SET EXERCISE
Look for the string "трансфера" in the lines and copy each line that has it.

[Figure dataset records]
━━━━━━━━━━

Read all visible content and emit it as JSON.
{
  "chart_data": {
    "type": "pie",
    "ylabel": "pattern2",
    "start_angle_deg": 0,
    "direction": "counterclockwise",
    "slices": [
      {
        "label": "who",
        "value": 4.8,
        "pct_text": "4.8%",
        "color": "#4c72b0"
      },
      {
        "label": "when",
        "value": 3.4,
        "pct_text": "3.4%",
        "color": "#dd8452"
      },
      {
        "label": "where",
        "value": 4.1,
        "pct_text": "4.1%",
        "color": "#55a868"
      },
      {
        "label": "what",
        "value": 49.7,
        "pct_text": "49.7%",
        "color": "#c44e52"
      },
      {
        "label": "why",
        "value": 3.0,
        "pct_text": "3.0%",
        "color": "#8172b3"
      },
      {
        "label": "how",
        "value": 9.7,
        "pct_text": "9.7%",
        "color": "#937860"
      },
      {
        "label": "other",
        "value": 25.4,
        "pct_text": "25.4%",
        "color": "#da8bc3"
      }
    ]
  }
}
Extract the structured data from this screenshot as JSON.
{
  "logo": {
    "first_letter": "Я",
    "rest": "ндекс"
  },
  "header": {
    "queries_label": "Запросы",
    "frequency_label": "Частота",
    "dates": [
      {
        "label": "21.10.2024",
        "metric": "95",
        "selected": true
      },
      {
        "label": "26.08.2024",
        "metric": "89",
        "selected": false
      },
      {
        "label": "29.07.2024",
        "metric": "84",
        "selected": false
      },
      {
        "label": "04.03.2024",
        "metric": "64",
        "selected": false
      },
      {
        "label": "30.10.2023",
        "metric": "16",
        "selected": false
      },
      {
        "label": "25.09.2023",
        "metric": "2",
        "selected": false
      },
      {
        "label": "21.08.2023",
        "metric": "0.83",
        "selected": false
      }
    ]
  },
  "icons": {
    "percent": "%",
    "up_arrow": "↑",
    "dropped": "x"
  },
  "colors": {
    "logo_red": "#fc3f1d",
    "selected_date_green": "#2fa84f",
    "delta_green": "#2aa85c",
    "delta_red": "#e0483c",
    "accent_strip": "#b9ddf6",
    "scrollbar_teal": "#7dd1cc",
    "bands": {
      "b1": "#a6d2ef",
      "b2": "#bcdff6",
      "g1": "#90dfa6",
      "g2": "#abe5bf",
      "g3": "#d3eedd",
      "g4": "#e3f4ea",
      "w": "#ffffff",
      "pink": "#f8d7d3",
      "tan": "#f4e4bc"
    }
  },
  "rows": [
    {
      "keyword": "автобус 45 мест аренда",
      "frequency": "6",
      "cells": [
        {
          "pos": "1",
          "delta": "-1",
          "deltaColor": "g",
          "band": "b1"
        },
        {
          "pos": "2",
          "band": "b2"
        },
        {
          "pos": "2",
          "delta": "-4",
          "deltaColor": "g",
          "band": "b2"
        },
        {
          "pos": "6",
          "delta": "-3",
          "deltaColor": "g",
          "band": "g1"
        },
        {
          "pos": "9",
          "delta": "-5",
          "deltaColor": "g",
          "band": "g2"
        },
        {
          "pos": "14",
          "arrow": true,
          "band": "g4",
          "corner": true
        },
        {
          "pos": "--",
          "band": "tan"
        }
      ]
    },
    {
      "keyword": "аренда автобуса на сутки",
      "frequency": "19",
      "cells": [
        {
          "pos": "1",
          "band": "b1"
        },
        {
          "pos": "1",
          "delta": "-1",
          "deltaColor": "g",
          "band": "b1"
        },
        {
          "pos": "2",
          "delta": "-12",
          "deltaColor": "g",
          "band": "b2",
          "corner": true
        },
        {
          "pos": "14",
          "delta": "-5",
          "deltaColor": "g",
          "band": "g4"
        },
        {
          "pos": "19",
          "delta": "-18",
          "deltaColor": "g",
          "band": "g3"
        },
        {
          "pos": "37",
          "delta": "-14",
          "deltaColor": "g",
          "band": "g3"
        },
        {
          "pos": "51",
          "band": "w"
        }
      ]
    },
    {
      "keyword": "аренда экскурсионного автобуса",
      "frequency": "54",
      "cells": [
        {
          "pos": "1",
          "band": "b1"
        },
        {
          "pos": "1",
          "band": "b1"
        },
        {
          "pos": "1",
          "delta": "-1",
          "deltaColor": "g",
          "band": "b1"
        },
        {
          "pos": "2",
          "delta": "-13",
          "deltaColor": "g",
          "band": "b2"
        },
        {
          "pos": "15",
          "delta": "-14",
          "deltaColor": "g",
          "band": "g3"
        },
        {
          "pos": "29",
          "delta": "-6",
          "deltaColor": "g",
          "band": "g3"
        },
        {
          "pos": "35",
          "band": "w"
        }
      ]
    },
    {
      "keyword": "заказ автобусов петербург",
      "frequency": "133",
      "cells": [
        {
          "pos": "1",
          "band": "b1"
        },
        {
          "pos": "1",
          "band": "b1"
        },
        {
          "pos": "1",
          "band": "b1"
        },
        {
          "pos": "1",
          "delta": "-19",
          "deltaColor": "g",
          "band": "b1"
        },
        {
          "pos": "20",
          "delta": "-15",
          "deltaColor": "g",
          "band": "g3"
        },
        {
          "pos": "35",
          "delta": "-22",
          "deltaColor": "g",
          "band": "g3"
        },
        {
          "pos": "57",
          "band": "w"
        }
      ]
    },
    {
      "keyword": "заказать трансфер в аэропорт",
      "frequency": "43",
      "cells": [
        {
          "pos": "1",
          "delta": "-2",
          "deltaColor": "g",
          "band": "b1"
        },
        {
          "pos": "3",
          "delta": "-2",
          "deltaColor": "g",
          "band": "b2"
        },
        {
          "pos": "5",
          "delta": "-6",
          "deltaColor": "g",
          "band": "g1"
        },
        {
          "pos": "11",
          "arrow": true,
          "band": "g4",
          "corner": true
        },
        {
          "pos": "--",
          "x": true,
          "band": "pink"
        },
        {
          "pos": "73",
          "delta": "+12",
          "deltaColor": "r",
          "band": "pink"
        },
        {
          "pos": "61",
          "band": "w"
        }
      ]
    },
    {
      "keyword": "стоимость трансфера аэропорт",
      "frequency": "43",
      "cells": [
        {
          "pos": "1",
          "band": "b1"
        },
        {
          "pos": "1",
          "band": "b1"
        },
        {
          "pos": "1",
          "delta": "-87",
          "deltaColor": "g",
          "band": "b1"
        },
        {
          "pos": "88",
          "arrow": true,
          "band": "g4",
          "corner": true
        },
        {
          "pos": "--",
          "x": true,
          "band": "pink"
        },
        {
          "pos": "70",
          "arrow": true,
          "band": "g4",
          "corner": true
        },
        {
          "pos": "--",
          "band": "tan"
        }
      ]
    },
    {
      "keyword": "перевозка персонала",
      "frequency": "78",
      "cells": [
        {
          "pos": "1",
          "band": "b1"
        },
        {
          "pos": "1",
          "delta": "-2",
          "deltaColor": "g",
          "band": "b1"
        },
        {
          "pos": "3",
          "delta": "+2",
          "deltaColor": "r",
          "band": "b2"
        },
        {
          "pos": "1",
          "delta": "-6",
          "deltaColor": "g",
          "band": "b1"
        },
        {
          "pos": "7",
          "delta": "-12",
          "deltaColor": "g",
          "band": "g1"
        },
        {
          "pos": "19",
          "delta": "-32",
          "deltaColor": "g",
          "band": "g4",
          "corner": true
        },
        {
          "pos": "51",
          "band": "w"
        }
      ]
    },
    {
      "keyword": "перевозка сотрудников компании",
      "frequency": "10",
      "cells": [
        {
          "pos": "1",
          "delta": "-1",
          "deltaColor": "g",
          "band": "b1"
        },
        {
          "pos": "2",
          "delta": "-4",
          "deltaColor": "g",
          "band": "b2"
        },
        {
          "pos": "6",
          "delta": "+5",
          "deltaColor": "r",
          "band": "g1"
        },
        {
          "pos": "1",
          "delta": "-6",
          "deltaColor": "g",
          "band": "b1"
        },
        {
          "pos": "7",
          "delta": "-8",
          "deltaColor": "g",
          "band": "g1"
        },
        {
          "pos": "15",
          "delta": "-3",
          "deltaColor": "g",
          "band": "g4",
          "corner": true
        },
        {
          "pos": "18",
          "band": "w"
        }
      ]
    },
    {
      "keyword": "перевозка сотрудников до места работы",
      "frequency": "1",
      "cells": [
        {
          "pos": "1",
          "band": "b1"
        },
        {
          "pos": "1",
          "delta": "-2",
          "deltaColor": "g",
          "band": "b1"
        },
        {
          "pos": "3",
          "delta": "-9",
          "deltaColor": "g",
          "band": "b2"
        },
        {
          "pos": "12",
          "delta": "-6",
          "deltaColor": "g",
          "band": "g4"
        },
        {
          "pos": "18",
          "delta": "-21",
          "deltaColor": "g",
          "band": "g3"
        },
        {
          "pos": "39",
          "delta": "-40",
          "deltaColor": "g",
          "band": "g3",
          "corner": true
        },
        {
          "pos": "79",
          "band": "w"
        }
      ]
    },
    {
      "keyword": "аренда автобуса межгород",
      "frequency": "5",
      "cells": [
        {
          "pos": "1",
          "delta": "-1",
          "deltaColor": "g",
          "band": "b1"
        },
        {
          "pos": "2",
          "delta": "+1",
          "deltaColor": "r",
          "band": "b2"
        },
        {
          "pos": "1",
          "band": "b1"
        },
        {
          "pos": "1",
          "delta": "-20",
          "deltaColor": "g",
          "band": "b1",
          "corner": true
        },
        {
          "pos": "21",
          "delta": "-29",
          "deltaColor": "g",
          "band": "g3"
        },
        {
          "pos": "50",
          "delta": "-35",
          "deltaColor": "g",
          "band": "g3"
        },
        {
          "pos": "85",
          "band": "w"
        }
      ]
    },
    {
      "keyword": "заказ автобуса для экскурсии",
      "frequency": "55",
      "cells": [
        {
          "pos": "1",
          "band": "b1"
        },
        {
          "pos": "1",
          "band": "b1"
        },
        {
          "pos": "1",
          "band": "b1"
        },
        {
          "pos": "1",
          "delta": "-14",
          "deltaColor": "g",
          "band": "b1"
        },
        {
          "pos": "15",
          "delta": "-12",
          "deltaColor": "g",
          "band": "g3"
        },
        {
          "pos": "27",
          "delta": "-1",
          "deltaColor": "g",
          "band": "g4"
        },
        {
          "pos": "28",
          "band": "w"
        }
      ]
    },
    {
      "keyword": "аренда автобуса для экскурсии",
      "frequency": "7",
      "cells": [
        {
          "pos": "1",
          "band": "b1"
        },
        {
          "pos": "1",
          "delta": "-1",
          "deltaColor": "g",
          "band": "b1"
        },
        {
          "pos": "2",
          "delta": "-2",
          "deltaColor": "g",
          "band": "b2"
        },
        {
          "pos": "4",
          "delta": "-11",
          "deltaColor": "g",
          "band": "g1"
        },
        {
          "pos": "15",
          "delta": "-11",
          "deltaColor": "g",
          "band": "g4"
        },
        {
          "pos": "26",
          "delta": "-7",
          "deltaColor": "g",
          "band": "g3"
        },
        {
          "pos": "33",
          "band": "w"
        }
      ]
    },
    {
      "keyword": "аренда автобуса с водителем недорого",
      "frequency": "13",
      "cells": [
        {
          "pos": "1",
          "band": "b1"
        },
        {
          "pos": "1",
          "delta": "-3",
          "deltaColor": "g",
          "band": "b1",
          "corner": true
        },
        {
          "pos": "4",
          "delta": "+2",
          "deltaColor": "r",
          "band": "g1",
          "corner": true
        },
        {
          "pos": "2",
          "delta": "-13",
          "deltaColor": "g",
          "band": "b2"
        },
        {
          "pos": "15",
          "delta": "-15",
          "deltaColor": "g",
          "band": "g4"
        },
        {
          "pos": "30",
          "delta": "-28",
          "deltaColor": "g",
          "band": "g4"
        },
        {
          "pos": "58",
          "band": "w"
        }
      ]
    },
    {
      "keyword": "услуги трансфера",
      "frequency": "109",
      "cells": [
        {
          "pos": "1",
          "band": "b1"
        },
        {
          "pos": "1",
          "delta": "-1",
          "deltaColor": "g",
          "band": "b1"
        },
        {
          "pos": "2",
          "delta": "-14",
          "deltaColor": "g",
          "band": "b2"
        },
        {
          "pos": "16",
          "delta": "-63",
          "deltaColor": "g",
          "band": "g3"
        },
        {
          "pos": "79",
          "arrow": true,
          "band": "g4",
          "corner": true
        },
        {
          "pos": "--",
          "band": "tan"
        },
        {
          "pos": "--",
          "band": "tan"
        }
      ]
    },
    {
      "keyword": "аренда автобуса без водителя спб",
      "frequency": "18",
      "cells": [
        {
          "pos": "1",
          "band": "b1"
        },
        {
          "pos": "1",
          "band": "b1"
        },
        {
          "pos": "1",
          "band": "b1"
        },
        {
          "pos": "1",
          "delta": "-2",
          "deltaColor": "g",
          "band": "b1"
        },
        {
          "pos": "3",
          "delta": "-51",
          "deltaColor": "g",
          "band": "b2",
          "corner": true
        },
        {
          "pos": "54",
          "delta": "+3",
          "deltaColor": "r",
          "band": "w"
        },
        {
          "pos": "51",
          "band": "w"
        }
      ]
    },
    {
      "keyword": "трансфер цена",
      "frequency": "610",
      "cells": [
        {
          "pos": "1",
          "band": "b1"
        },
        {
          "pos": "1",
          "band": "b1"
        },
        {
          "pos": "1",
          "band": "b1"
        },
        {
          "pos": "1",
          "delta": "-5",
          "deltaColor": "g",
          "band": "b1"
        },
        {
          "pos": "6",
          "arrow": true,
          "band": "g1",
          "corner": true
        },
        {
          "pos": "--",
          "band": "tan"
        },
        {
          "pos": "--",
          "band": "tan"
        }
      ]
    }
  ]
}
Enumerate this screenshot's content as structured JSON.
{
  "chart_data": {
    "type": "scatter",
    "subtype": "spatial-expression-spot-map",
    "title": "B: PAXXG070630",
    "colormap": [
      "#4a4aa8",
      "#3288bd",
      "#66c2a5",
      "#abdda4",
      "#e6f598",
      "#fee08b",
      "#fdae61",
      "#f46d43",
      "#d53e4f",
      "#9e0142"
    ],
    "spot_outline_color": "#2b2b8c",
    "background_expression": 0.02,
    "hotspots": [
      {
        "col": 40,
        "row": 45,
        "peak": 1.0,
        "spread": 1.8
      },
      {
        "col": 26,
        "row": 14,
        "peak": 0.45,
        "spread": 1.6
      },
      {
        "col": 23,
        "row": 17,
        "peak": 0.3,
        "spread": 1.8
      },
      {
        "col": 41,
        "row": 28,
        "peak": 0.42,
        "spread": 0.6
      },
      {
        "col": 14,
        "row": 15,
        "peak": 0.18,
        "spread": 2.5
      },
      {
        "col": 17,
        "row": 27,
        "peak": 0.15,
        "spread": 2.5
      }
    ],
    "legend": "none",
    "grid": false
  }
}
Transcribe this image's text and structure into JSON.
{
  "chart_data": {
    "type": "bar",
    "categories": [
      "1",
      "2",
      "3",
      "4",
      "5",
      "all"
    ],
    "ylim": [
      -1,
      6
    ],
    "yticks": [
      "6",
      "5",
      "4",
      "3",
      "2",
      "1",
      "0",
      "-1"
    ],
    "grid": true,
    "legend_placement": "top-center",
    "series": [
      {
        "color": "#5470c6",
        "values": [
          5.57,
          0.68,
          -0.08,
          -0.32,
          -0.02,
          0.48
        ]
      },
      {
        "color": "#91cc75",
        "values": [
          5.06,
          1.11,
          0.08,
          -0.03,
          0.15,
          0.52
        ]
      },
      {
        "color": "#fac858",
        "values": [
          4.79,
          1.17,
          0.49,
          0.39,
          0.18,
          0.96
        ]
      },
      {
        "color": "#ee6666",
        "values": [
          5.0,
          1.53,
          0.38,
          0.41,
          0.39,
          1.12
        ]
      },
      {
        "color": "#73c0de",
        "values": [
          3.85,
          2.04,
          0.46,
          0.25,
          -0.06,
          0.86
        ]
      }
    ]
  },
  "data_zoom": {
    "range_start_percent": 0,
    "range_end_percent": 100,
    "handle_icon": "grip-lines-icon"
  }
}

━━━━━━━━━━

SOLVED PROBLEM
      "keyword": "стоимость трансфера аэропорт",
      "keyword": "услуги трансфера",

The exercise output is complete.